Can you write out the whole listing exactly?

┌──

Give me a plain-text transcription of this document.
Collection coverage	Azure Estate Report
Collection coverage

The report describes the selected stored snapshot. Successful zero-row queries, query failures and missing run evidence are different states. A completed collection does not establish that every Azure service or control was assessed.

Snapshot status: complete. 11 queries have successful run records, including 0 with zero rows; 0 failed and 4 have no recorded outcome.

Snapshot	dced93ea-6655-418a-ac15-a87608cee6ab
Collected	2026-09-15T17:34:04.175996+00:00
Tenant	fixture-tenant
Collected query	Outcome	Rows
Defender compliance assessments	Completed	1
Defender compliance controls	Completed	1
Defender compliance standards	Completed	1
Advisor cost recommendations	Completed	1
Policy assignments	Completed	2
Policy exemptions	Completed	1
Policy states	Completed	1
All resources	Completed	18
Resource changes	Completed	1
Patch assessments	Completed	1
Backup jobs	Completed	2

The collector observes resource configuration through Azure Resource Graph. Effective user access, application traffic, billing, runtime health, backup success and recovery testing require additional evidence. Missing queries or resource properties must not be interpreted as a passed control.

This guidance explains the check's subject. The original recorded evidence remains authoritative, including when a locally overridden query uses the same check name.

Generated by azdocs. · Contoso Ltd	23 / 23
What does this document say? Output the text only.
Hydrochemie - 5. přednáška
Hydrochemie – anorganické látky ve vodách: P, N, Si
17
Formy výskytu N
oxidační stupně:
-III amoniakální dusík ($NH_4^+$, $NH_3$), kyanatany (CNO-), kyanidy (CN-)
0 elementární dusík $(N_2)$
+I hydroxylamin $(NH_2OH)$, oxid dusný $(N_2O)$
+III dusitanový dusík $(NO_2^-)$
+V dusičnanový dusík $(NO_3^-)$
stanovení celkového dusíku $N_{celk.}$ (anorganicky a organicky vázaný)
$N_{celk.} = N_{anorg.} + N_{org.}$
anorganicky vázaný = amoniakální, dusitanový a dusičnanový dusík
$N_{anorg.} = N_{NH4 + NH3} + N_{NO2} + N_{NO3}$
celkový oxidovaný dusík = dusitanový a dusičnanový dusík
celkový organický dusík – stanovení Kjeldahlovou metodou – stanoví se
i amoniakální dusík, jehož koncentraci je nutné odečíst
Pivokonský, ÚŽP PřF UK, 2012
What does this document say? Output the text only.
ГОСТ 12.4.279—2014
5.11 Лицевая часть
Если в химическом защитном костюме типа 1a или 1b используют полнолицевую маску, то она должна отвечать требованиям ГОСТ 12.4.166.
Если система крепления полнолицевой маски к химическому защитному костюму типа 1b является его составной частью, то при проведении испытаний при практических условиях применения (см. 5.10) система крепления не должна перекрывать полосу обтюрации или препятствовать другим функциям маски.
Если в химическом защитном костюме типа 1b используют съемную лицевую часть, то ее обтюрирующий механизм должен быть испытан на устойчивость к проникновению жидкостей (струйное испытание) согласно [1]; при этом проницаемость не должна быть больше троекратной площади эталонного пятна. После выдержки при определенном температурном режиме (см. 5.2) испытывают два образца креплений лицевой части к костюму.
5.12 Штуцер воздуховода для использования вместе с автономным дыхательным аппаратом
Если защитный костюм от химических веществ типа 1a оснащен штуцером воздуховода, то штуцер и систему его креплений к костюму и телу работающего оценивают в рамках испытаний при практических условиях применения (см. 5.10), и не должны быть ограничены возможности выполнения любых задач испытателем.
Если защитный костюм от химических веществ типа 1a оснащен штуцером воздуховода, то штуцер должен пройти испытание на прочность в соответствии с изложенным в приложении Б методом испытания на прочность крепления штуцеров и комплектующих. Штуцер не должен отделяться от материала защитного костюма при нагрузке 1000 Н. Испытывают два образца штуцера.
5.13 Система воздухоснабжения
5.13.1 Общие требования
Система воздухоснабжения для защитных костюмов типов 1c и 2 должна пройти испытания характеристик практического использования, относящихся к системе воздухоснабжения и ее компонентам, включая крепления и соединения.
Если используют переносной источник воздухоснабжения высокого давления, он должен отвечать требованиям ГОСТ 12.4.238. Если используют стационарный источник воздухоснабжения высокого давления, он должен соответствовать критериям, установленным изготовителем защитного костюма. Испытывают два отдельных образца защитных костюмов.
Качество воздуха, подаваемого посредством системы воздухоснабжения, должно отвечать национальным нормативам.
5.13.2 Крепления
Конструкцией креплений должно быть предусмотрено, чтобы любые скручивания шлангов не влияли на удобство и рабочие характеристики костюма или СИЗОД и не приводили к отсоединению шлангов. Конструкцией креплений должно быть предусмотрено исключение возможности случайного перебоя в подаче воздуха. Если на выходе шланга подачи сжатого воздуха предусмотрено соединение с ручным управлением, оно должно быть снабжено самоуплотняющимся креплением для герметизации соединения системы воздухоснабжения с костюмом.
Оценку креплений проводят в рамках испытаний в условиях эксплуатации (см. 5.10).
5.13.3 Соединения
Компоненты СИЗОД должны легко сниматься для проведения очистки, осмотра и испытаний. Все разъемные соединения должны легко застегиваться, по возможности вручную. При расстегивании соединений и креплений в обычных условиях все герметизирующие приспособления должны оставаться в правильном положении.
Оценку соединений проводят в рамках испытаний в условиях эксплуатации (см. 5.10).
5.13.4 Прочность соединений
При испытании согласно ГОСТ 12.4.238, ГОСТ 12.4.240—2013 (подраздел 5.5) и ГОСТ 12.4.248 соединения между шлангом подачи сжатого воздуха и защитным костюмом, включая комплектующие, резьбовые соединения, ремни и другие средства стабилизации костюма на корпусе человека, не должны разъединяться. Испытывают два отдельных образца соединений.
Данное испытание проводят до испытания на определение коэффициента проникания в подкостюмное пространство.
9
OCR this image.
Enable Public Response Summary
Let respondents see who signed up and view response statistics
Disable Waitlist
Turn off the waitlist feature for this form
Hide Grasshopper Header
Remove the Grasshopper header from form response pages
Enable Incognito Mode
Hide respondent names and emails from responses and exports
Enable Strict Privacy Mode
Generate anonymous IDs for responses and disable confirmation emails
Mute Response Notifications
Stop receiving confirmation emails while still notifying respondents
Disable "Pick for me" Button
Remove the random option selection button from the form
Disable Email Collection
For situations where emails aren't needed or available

└──

* _ANSWER TO THE PROBLEM_:
Give me a plain-text transcription of this document.
Collection coverage	Azure Estate Report
Collection coverage

The report describes the selected stored snapshot. Successful zero-row queries, query failures and missing run evidence are different states. A completed collection does not establish that every Azure service or control was assessed.

Snapshot status: complete. 11 queries have successful run records, including 0 with zero rows; 0 failed and 4 have no recorded outcome.

Snapshot	dced93ea-6655-418a-ac15-a87608cee6ab
Collected	2026-09-15T17:34:04.175996+00:00
Tenant	fixture-tenant
Collected query	Outcome	Rows
Defender compliance assessments	Completed	1
Defender compliance controls	Completed	1
Defender compliance standards	Completed	1
Advisor cost recommendations	Completed	1
Policy assignments	Completed	2
Policy exemptions	Completed	1
Policy states	Completed	1
All resources	Completed	18
Resource changes	Completed	1
Patch assessments	Completed	1
Backup jobs	Completed	2

The collector observes resource configuration through Azure Resource Graph. Effective user access, application traffic, billing, runtime health, backup success and recovery testing require additional evidence. Missing queries or resource properties must not be interpreted as a passed control.

This guidance explains the check's subject. The original recorded evidence remains authoritative, including when a locally overridden query uses the same check name.

Generated by azdocs. · Contoso Ltd	23 / 23
What does this document say? Output the text only.
Hydrochemie - 5. přednáška
Hydrochemie – anorganické látky ve vodách: P, N, Si
17
Formy výskytu N
oxidační stupně:
-III amoniakální dusík ($NH_4^+$, $NH_3$), kyanatany (CNO-), kyanidy (CN-)
0 elementární dusík $(N_2)$
+I hydroxylamin $(NH_2OH)$, oxid dusný $(N_2O)$
+III dusitanový dusík $(NO_2^-)$
+V dusičnanový dusík $(NO_3^-)$
stanovení celkového dusíku $N_{celk.}$ (anorganicky a organicky vázaný)
$N_{celk.} = N_{anorg.} + N_{org.}$
anorganicky vázaný = amoniakální, dusitanový a dusičnanový dusík
$N_{anorg.} = N_{NH4 + NH3} + N_{NO2} + N_{NO3}$
celkový oxidovaný dusík = dusitanový a dusičnanový dusík
celkový organický dusík – stanovení Kjeldahlovou metodou – stanoví se
i amoniakální dusík, jehož koncentraci je nutné odečíst
Pivokonský, ÚŽP PřF UK, 2012
What does this document say? Output the text only.
ГОСТ 12.4.279—2014
5.11 Лицевая часть
Если в химическом защитном костюме типа 1a или 1b используют полнолицевую маску, то она должна отвечать требованиям ГОСТ 12.4.166.
Если система крепления полнолицевой маски к химическому защитному костюму типа 1b является его составной частью, то при проведении испытаний при практических условиях применения (см. 5.10) система крепления не должна перекрывать полосу обтюрации или препятствовать другим функциям маски.
Если в химическом защитном костюме типа 1b используют съемную лицевую часть, то ее обтюрирующий механизм должен быть испытан на устойчивость к проникновению жидкостей (струйное испытание) согласно [1]; при этом проницаемость не должна быть больше троекратной площади эталонного пятна. После выдержки при определенном температурном режиме (см. 5.2) испытывают два образца креплений лицевой части к костюму.
5.12 Штуцер воздуховода для использования вместе с автономным дыхательным аппаратом
Если защитный костюм от химических веществ типа 1a оснащен штуцером воздуховода, то штуцер и систему его креплений к костюму и телу работающего оценивают в рамках испытаний при практических условиях применения (см. 5.10), и не должны быть ограничены возможности выполнения любых задач испытателем.
Если защитный костюм от химических веществ типа 1a оснащен штуцером воздуховода, то штуцер должен пройти испытание на прочность в соответствии с изложенным в приложении Б методом испытания на прочность крепления штуцеров и комплектующих. Штуцер не должен отделяться от материала защитного костюма при нагрузке 1000 Н. Испытывают два образца штуцера.
5.13 Система воздухоснабжения
5.13.1 Общие требования
Система воздухоснабжения для защитных костюмов типов 1c и 2 должна пройти испытания характеристик практического использования, относящихся к системе воздухоснабжения и ее компонентам, включая крепления и соединения.
Если используют переносной источник воздухоснабжения высокого давления, он должен отвечать требованиям ГОСТ 12.4.238. Если используют стационарный источник воздухоснабжения высокого давления, он должен соответствовать критериям, установленным изготовителем защитного костюма. Испытывают два отдельных образца защитных костюмов.
Качество воздуха, подаваемого посредством системы воздухоснабжения, должно отвечать национальным нормативам.
5.13.2 Крепления
Конструкцией креплений должно быть предусмотрено, чтобы любые скручивания шлангов не влияли на удобство и рабочие характеристики костюма или СИЗОД и не приводили к отсоединению шлангов. Конструкцией креплений должно быть предусмотрено исключение возможности случайного перебоя в подаче воздуха. Если на выходе шланга подачи сжатого воздуха предусмотрено соединение с ручным управлением, оно должно быть снабжено самоуплотняющимся креплением для герметизации соединения системы воздухоснабжения с костюмом.
Оценку креплений проводят в рамках испытаний в условиях эксплуатации (см. 5.10).
5.13.3 Соединения
Компоненты СИЗОД должны легко сниматься для проведения очистки, осмотра и испытаний. Все разъемные соединения должны легко застегиваться, по возможности вручную. При расстегивании соединений и креплений в обычных условиях все герметизирующие приспособления должны оставаться в правильном положении.
Оценку соединений проводят в рамках испытаний в условиях эксплуатации (см. 5.10).
5.13.4 Прочность соединений
При испытании согласно ГОСТ 12.4.238, ГОСТ 12.4.240—2013 (подраздел 5.5) и ГОСТ 12.4.248 соединения между шлангом подачи сжатого воздуха и защитным костюмом, включая комплектующие, резьбовые соединения, ремни и другие средства стабилизации костюма на корпусе человека, не должны разъединяться. Испытывают два отдельных образца соединений.
Данное испытание проводят до испытания на определение коэффициента проникания в подкостюмное пространство.
9
OCR this image.
Enable Public Response Summary
Let respondents see who signed up and view response statistics
Disable Waitlist
Turn off the waitlist feature for this form
Hide Grasshopper Header
Remove the Grasshopper header from form response pages
Enable Incognito Mode
Hide respondent names and emails from responses and exports
Enable Strict Privacy Mode
Generate anonymous IDs for responses and disable confirmation emails
Mute Response Notifications
Stop receiving confirmation emails while still notifying respondents
Disable "Pick for me" Button
Remove the random option selection button from the form
Disable Email Collection
For situations where emails aren't needed or available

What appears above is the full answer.